■ **WHAT IS BEING ASKED**: Search the records below for the word "text" and show every line where it occurs.

■ **DATA ENTRIES**:
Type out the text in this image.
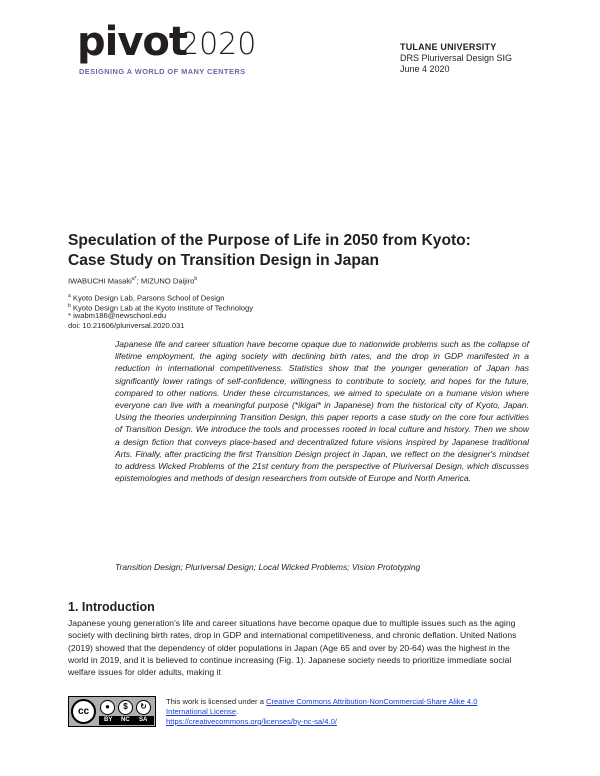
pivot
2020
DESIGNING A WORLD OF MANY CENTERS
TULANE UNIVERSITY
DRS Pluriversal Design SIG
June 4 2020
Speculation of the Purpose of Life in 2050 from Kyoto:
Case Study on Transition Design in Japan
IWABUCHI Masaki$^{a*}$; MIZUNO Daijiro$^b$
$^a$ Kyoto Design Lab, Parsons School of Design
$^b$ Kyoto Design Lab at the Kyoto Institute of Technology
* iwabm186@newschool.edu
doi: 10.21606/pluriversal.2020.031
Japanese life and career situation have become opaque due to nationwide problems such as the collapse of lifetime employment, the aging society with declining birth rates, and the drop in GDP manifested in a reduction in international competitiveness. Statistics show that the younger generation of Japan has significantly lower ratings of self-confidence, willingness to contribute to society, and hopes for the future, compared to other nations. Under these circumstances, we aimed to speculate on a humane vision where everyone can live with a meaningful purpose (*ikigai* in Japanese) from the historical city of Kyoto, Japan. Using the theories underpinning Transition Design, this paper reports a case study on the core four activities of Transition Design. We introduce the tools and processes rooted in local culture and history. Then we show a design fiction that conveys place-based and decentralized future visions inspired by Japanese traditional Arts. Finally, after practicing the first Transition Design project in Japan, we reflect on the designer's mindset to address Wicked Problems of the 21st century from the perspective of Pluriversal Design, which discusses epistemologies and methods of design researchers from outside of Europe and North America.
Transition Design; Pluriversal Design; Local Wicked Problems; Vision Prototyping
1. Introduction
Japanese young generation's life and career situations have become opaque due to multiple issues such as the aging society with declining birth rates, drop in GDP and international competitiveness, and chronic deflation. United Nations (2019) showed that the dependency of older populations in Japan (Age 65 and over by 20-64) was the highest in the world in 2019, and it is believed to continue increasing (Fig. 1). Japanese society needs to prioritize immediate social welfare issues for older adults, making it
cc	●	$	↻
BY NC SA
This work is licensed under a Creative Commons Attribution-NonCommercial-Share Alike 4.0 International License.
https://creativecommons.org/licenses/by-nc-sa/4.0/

--

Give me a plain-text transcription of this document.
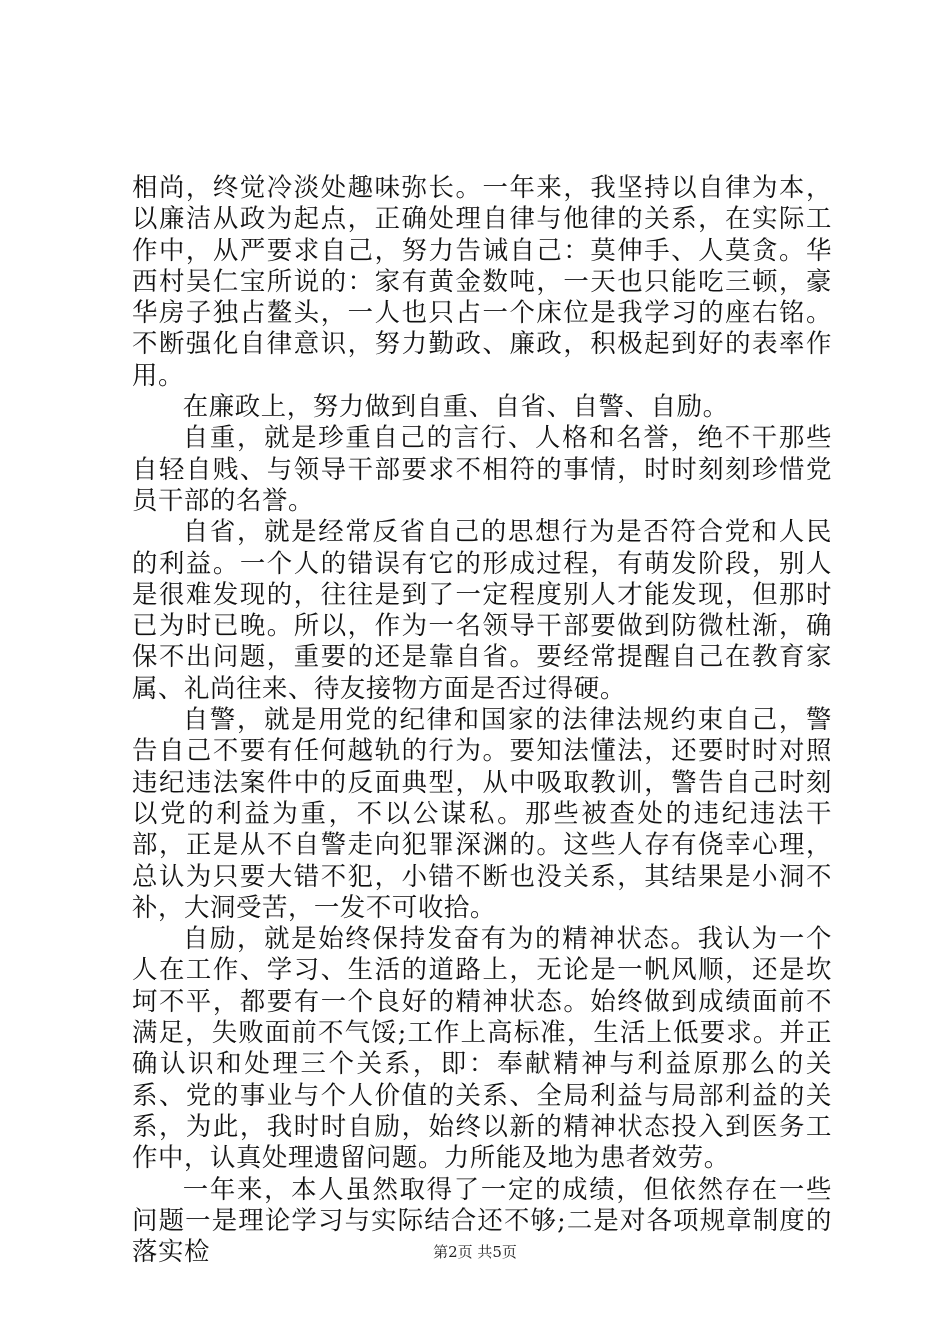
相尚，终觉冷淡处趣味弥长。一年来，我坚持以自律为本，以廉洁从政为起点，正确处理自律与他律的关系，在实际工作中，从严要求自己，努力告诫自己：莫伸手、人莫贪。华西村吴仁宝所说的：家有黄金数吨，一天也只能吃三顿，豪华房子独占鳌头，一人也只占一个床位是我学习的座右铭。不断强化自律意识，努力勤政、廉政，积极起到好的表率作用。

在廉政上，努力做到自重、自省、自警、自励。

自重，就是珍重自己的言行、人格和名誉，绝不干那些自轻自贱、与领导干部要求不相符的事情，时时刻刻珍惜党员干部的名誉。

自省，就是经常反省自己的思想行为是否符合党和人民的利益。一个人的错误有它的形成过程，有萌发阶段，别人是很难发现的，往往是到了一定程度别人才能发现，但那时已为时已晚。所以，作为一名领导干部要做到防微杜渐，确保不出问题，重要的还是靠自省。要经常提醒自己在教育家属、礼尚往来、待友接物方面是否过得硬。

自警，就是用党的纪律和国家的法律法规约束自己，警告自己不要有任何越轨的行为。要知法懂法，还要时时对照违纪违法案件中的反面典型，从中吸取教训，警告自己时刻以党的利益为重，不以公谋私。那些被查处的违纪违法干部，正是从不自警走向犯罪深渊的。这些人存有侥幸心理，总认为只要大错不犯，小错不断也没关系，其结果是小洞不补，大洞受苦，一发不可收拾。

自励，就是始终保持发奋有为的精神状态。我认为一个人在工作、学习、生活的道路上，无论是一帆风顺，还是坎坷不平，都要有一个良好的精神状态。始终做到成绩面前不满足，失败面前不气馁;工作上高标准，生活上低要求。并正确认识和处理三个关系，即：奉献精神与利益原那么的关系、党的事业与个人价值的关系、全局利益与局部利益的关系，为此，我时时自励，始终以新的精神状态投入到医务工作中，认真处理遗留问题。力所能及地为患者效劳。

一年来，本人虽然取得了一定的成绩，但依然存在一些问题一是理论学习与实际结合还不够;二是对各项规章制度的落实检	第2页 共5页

■ **COMPLETED TASK**:
Type out the text in this image.
Give me a plain-text transcription of this document.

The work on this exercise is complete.